[RECORDS SHOWN start]

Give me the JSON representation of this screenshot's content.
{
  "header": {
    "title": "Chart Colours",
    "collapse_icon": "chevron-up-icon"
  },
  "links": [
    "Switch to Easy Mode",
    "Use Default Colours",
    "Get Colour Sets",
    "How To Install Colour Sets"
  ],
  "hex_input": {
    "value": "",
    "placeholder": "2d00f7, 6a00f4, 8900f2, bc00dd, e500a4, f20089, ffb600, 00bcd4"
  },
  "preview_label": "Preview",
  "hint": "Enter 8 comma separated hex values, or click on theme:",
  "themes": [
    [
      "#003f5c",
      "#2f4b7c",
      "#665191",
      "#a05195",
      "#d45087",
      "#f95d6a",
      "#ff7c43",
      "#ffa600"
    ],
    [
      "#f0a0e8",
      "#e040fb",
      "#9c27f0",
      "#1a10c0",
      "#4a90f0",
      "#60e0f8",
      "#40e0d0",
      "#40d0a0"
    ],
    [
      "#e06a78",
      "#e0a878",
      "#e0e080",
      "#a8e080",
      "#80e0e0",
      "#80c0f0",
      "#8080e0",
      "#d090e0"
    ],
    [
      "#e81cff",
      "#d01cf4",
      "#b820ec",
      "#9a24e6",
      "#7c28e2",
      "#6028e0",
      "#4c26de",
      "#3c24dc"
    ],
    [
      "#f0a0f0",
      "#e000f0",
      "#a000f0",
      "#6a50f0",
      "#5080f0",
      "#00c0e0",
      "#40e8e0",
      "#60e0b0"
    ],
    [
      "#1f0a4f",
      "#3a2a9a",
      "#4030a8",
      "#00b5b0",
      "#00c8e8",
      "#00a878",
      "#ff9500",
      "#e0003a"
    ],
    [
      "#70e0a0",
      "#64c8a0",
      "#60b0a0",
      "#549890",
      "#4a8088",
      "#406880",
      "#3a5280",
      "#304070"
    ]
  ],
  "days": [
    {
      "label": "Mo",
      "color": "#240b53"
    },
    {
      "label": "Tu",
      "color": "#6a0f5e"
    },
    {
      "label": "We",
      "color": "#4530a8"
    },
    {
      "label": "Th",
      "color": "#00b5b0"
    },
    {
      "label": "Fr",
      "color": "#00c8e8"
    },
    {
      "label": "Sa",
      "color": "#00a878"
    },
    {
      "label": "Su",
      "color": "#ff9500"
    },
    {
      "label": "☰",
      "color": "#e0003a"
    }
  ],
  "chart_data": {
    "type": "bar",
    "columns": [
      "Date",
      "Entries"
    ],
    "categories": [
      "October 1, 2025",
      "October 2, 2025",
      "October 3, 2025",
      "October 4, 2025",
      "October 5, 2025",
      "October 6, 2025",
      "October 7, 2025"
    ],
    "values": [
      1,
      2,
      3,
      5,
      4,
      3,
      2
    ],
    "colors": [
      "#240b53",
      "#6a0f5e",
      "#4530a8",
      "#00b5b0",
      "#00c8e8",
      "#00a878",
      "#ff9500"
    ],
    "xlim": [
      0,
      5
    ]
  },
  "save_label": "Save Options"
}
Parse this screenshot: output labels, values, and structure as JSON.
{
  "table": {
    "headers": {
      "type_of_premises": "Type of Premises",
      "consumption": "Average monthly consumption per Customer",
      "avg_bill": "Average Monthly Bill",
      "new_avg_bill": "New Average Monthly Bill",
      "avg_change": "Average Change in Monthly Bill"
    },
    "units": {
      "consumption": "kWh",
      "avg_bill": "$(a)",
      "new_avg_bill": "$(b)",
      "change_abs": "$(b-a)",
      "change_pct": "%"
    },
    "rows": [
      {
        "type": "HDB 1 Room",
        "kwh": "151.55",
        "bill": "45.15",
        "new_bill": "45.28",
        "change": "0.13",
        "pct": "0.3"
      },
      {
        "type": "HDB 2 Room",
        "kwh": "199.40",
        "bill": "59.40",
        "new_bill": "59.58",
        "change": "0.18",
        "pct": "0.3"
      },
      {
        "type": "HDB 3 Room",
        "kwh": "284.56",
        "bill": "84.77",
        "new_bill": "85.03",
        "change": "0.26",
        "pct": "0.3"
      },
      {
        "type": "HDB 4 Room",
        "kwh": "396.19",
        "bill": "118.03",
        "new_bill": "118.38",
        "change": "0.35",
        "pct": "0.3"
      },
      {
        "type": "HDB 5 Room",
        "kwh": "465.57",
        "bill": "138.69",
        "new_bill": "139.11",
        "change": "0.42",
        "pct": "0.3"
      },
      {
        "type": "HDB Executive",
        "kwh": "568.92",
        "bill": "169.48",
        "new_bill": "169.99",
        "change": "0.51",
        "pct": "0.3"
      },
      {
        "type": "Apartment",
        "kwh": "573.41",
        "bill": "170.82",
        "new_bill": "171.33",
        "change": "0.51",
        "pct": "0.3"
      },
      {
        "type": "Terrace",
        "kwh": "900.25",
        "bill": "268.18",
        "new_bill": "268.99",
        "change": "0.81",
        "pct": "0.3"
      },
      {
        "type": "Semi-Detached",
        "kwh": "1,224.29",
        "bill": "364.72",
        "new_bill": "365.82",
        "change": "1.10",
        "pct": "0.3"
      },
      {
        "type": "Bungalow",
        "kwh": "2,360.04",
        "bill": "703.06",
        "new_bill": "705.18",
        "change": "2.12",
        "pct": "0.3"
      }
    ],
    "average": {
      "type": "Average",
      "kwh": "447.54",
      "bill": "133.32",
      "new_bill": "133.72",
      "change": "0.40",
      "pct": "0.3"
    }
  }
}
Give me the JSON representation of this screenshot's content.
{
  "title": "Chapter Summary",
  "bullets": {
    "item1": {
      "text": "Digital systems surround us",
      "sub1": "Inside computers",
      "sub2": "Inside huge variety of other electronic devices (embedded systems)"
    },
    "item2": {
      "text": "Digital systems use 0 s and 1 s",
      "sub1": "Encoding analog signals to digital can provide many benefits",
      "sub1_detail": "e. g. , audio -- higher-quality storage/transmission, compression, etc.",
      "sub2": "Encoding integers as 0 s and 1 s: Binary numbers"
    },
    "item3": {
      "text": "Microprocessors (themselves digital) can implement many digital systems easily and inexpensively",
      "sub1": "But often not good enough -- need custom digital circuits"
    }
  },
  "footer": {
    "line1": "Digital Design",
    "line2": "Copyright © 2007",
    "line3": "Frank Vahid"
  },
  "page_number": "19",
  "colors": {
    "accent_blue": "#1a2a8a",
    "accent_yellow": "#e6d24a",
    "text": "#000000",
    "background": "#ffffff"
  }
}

[RECORDS SHOWN end]

STATED GOAL | Please repeat all the records above exactly as they appear.

RESULT OF THE EXERCISE |
Give me the JSON representation of this screenshot's content.
{
  "header": {
    "title": "Chart Colours",
    "collapse_icon": "chevron-up-icon"
  },
  "links": [
    "Switch to Easy Mode",
    "Use Default Colours",
    "Get Colour Sets",
    "How To Install Colour Sets"
  ],
  "hex_input": {
    "value": "",
    "placeholder": "2d00f7, 6a00f4, 8900f2, bc00dd, e500a4, f20089, ffb600, 00bcd4"
  },
  "preview_label": "Preview",
  "hint": "Enter 8 comma separated hex values, or click on theme:",
  "themes": [
    [
      "#003f5c",
      "#2f4b7c",
      "#665191",
      "#a05195",
      "#d45087",
      "#f95d6a",
      "#ff7c43",
      "#ffa600"
    ],
    [
      "#f0a0e8",
      "#e040fb",
      "#9c27f0",
      "#1a10c0",
      "#4a90f0",
      "#60e0f8",
      "#40e0d0",
      "#40d0a0"
    ],
    [
      "#e06a78",
      "#e0a878",
      "#e0e080",
      "#a8e080",
      "#80e0e0",
      "#80c0f0",
      "#8080e0",
      "#d090e0"
    ],
    [
      "#e81cff",
      "#d01cf4",
      "#b820ec",
      "#9a24e6",
      "#7c28e2",
      "#6028e0",
      "#4c26de",
      "#3c24dc"
    ],
    [
      "#f0a0f0",
      "#e000f0",
      "#a000f0",
      "#6a50f0",
      "#5080f0",
      "#00c0e0",
      "#40e8e0",
      "#60e0b0"
    ],
    [
      "#1f0a4f",
      "#3a2a9a",
      "#4030a8",
      "#00b5b0",
      "#00c8e8",
      "#00a878",
      "#ff9500",
      "#e0003a"
    ],
    [
      "#70e0a0",
      "#64c8a0",
      "#60b0a0",
      "#549890",
      "#4a8088",
      "#406880",
      "#3a5280",
      "#304070"
    ]
  ],
  "days": [
    {
      "label": "Mo",
      "color": "#240b53"
    },
    {
      "label": "Tu",
      "color": "#6a0f5e"
    },
    {
      "label": "We",
      "color": "#4530a8"
    },
    {
      "label": "Th",
      "color": "#00b5b0"
    },
    {
      "label": "Fr",
      "color": "#00c8e8"
    },
    {
      "label": "Sa",
      "color": "#00a878"
    },
    {
      "label": "Su",
      "color": "#ff9500"
    },
    {
      "label": "☰",
      "color": "#e0003a"
    }
  ],
  "chart_data": {
    "type": "bar",
    "columns": [
      "Date",
      "Entries"
    ],
    "categories": [
      "October 1, 2025",
      "October 2, 2025",
      "October 3, 2025",
      "October 4, 2025",
      "October 5, 2025",
      "October 6, 2025",
      "October 7, 2025"
    ],
    "values": [
      1,
      2,
      3,
      5,
      4,
      3,
      2
    ],
    "colors": [
      "#240b53",
      "#6a0f5e",
      "#4530a8",
      "#00b5b0",
      "#00c8e8",
      "#00a878",
      "#ff9500"
    ],
    "xlim": [
      0,
      5
    ]
  },
  "save_label": "Save Options"
}
Parse this screenshot: output labels, values, and structure as JSON.
{
  "table": {
    "headers": {
      "type_of_premises": "Type of Premises",
      "consumption": "Average monthly consumption per Customer",
      "avg_bill": "Average Monthly Bill",
      "new_avg_bill": "New Average Monthly Bill",
      "avg_change": "Average Change in Monthly Bill"
    },
    "units": {
      "consumption": "kWh",
      "avg_bill": "$(a)",
      "new_avg_bill": "$(b)",
      "change_abs": "$(b-a)",
      "change_pct": "%"
    },
    "rows": [
      {
        "type": "HDB 1 Room",
        "kwh": "151.55",
        "bill": "45.15",
        "new_bill": "45.28",
        "change": "0.13",
        "pct": "0.3"
      },
      {
        "type": "HDB 2 Room",
        "kwh": "199.40",
        "bill": "59.40",
        "new_bill": "59.58",
        "change": "0.18",
        "pct": "0.3"
      },
      {
        "type": "HDB 3 Room",
        "kwh": "284.56",
        "bill": "84.77",
        "new_bill": "85.03",
        "change": "0.26",
        "pct": "0.3"
      },
      {
        "type": "HDB 4 Room",
        "kwh": "396.19",
        "bill": "118.03",
        "new_bill": "118.38",
        "change": "0.35",
        "pct": "0.3"
      },
      {
        "type": "HDB 5 Room",
        "kwh": "465.57",
        "bill": "138.69",
        "new_bill": "139.11",
        "change": "0.42",
        "pct": "0.3"
      },
      {
        "type": "HDB Executive",
        "kwh": "568.92",
        "bill": "169.48",
        "new_bill": "169.99",
        "change": "0.51",
        "pct": "0.3"
      },
      {
        "type": "Apartment",
        "kwh": "573.41",
        "bill": "170.82",
        "new_bill": "171.33",
        "change": "0.51",
        "pct": "0.3"
      },
      {
        "type": "Terrace",
        "kwh": "900.25",
        "bill": "268.18",
        "new_bill": "268.99",
        "change": "0.81",
        "pct": "0.3"
      },
      {
        "type": "Semi-Detached",
        "kwh": "1,224.29",
        "bill": "364.72",
        "new_bill": "365.82",
        "change": "1.10",
        "pct": "0.3"
      },
      {
        "type": "Bungalow",
        "kwh": "2,360.04",
        "bill": "703.06",
        "new_bill": "705.18",
        "change": "2.12",
        "pct": "0.3"
      }
    ],
    "average": {
      "type": "Average",
      "kwh": "447.54",
      "bill": "133.32",
      "new_bill": "133.72",
      "change": "0.40",
      "pct": "0.3"
    }
  }
}
Give me the JSON representation of this screenshot's content.
{
  "title": "Chapter Summary",
  "bullets": {
    "item1": {
      "text": "Digital systems surround us",
      "sub1": "Inside computers",
      "sub2": "Inside huge variety of other electronic devices (embedded systems)"
    },
    "item2": {
      "text": "Digital systems use 0 s and 1 s",
      "sub1": "Encoding analog signals to digital can provide many benefits",
      "sub1_detail": "e. g. , audio -- higher-quality storage/transmission, compression, etc.",
      "sub2": "Encoding integers as 0 s and 1 s: Binary numbers"
    },
    "item3": {
      "text": "Microprocessors (themselves digital) can implement many digital systems easily and inexpensively",
      "sub1": "But often not good enough -- need custom digital circuits"
    }
  },
  "footer": {
    "line1": "Digital Design",
    "line2": "Copyright © 2007",
    "line3": "Frank Vahid"
  },
  "page_number": "19",
  "colors": {
    "accent_blue": "#1a2a8a",
    "accent_yellow": "#e6d24a",
    "text": "#000000",
    "background": "#ffffff"
  }
}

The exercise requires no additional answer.